### INSTRUÇÕES DO EXERCÍCIO
Por favor, converta as linhas de todos os registros abaixo em uma lista JSON de strings, com uma string para cada linha. Omita as linhas em branco e deixe as imagens fora da resposta.

### REGISTROS A PROCESSAR
■ ■ ■ ■ ■ ■ ■

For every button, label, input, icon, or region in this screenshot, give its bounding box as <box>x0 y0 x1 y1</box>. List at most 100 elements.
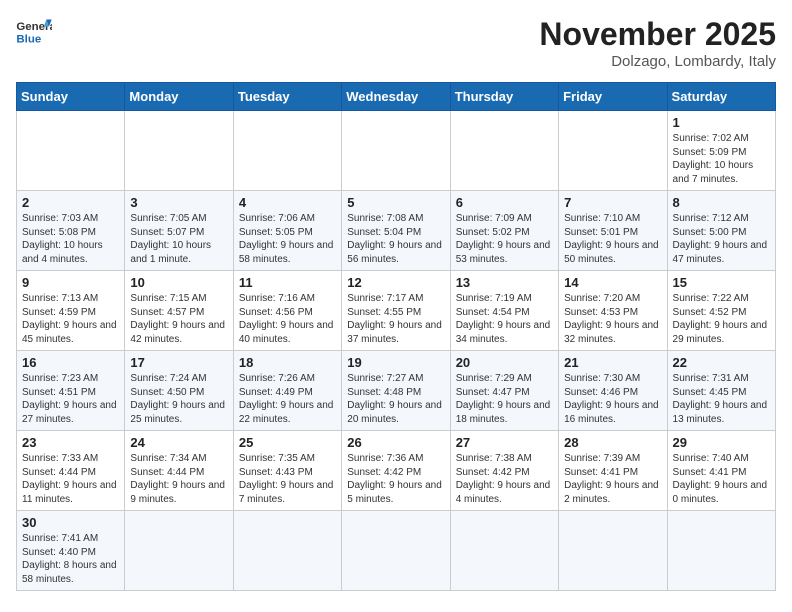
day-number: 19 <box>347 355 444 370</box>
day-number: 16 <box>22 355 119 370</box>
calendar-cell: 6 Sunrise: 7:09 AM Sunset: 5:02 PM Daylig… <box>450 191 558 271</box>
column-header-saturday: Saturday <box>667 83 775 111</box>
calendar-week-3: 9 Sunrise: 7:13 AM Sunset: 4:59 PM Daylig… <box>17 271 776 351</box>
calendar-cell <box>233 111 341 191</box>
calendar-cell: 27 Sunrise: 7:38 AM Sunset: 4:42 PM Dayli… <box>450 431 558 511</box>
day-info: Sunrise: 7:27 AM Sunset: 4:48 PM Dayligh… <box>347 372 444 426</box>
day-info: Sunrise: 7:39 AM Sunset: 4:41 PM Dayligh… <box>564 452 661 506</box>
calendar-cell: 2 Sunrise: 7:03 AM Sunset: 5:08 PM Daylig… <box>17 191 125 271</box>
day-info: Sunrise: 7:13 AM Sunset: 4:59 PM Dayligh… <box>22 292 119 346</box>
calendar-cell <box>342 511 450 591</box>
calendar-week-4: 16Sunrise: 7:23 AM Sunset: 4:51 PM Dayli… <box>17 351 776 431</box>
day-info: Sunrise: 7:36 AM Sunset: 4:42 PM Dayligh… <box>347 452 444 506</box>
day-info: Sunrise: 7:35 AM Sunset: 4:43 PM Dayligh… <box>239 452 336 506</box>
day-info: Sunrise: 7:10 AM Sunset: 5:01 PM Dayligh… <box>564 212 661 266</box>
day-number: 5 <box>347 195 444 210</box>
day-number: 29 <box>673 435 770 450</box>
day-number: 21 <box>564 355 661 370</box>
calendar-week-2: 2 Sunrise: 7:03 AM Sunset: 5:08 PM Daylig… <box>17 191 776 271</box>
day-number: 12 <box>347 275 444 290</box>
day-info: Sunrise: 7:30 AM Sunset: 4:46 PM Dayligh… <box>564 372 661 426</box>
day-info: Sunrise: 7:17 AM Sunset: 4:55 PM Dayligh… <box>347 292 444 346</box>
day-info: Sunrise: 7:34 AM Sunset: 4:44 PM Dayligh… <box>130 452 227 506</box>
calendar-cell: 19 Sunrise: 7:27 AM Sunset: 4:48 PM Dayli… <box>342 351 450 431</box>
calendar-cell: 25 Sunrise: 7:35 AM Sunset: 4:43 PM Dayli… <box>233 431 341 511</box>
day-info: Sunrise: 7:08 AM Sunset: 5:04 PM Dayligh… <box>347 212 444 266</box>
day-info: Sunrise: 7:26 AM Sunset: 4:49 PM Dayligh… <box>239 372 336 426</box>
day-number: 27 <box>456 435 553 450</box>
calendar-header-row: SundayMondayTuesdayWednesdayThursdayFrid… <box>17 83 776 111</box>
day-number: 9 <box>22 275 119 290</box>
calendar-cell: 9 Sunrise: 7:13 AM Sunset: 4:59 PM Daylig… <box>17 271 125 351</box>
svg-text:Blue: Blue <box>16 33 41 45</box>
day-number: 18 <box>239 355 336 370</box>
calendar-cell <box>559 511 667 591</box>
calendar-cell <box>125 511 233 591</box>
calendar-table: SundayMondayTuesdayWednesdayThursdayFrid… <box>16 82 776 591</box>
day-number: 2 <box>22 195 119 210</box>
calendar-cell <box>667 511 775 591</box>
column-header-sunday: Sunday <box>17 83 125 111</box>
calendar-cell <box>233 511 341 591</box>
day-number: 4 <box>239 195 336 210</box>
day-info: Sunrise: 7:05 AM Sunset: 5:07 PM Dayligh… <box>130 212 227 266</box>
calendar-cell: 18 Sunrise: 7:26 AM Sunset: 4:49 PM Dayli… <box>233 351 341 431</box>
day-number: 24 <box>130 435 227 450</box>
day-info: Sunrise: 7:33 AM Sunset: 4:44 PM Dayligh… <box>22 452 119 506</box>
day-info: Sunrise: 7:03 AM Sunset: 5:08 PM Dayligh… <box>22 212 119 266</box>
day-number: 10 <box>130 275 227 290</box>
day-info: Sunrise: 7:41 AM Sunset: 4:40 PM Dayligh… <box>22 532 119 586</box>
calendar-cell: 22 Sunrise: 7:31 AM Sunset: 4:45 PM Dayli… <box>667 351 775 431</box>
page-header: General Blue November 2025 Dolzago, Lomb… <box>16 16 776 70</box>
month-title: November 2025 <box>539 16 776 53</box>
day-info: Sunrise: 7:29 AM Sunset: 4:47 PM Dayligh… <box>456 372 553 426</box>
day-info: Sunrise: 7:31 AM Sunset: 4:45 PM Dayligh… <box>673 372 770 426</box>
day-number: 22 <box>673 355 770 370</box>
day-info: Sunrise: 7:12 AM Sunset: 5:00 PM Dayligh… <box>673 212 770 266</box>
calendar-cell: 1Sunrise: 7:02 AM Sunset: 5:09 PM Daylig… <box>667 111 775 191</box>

■ ■ ■ ■ ■ ■ ■

### RESPOSTA CORRETA
[
  "For every button, label, input, icon, or region in this screenshot, give its bounding box as <box>x0 y0 x1 y1</box>. List at most 100 elements.",
  "day-number: 19 <box>347 355 444 370</box>",
  "day-number: 16 <box>22 355 119 370</box>",
  "calendar-cell: 6 Sunrise: 7:09 AM Sunset: 5:02 PM Daylig… <box>450 191 558 271</box>",
  "column-header-saturday: Saturday <box>667 83 775 111</box>",
  "calendar-week-3: 9 Sunrise: 7:13 AM Sunset: 4:59 PM Daylig… <box>17 271 776 351</box>",
  "calendar-cell <box>233 111 341 191</box>",
  "calendar-cell: 27 Sunrise: 7:38 AM Sunset: 4:42 PM Dayli… <box>450 431 558 511</box>",
  "day-info: Sunrise: 7:27 AM Sunset: 4:48 PM Dayligh… <box>347 372 444 426</box>",
  "day-info: Sunrise: 7:39 AM Sunset: 4:41 PM Dayligh… <box>564 452 661 506</box>",
  "calendar-cell: 2 Sunrise: 7:03 AM Sunset: 5:08 PM Daylig… <box>17 191 125 271</box>",
  "day-info: Sunrise: 7:13 AM Sunset: 4:59 PM Dayligh… <box>22 292 119 346</box>",
  "calendar-cell <box>342 511 450 591</box>",
  "calendar-week-4: 16Sunrise: 7:23 AM Sunset: 4:51 PM Dayli… <box>17 351 776 431</box>",
  "day-info: Sunrise: 7:36 AM Sunset: 4:42 PM Dayligh… <box>347 452 444 506</box>",
  "day-info: Sunrise: 7:35 AM Sunset: 4:43 PM Dayligh… <box>239 452 336 506</box>",
  "day-info: Sunrise: 7:10 AM Sunset: 5:01 PM Dayligh… <box>564 212 661 266</box>",
  "day-number: 5 <box>347 195 444 210</box>",
  "day-number: 29 <box>673 435 770 450</box>",
  "day-number: 21 <box>564 355 661 370</box>",
  "calendar-week-2: 2 Sunrise: 7:03 AM Sunset: 5:08 PM Daylig… <box>17 191 776 271</box>",
  "day-number: 12 <box>347 275 444 290</box>",
  "day-info: Sunrise: 7:30 AM Sunset: 4:46 PM Dayligh… <box>564 372 661 426</box>",
  "day-info: Sunrise: 7:17 AM Sunset: 4:55 PM Dayligh… <box>347 292 444 346</box>",
  "day-info: Sunrise: 7:34 AM Sunset: 4:44 PM Dayligh… <box>130 452 227 506</box>",
  "calendar-cell: 19 Sunrise: 7:27 AM Sunset: 4:48 PM Dayli… <box>342 351 450 431</box>",
  "calendar-cell: 25 Sunrise: 7:35 AM Sunset: 4:43 PM Dayli… <box>233 431 341 511</box>",
  "day-info: Sunrise: 7:08 AM Sunset: 5:04 PM Dayligh… <box>347 212 444 266</box>",
  "day-info: Sunrise: 7:26 AM Sunset: 4:49 PM Dayligh… <box>239 372 336 426</box>",
  "day-number: 27 <box>456 435 553 450</box>",
  "calendar-header-row: SundayMondayTuesdayWednesdayThursdayFrid… <box>17 83 776 111</box>",
  "day-number: 9 <box>22 275 119 290</box>",
  "calendar-cell: 9 Sunrise: 7:13 AM Sunset: 4:59 PM Daylig… <box>17 271 125 351</box>",
  "svg-text:Blue: Blue <box>16 33 41 45</box>",
  "day-number: 18 <box>239 355 336 370</box>",
  "calendar-cell <box>559 511 667 591</box>",
  "calendar-cell <box>125 511 233 591</box>",
  "calendar-table: SundayMondayTuesdayWednesdayThursdayFrid… <box>16 82 776 591</box>",
  "day-number: 2 <box>22 195 119 210</box>",
  "calendar-cell <box>667 511 775 591</box>",
  "column-header-sunday: Sunday <box>17 83 125 111</box>",
  "calendar-cell <box>233 511 341 591</box>",
  "day-number: 4 <box>239 195 336 210</box>",
  "day-info: Sunrise: 7:05 AM Sunset: 5:07 PM Dayligh… <box>130 212 227 266</box>",
  "calendar-cell: 18 Sunrise: 7:26 AM Sunset: 4:49 PM Dayli… <box>233 351 341 431</box>",
  "day-number: 24 <box>130 435 227 450</box>",
  "day-info: Sunrise: 7:33 AM Sunset: 4:44 PM Dayligh… <box>22 452 119 506</box>",
  "day-info: Sunrise: 7:03 AM Sunset: 5:08 PM Dayligh… <box>22 212 119 266</box>",
  "day-number: 10 <box>130 275 227 290</box>",
  "day-info: Sunrise: 7:41 AM Sunset: 4:40 PM Dayligh… <box>22 532 119 586</box>",
  "calendar-cell: 22 Sunrise: 7:31 AM Sunset: 4:45 PM Dayli… <box>667 351 775 431</box>",
  "page-header: General Blue November 2025 Dolzago, Lomb… <box>16 16 776 70</box>",
  "month-title: November 2025 <box>539 16 776 53</box>",
  "day-info: Sunrise: 7:29 AM Sunset: 4:47 PM Dayligh… <box>456 372 553 426</box>",
  "day-info: Sunrise: 7:31 AM Sunset: 4:45 PM Dayligh… <box>673 372 770 426</box>",
  "day-number: 22 <box>673 355 770 370</box>",
  "day-info: Sunrise: 7:12 AM Sunset: 5:00 PM Dayligh… <box>673 212 770 266</box>",
  "calendar-cell: 1Sunrise: 7:02 AM Sunset: 5:09 PM Daylig… <box>667 111 775 191</box>"
]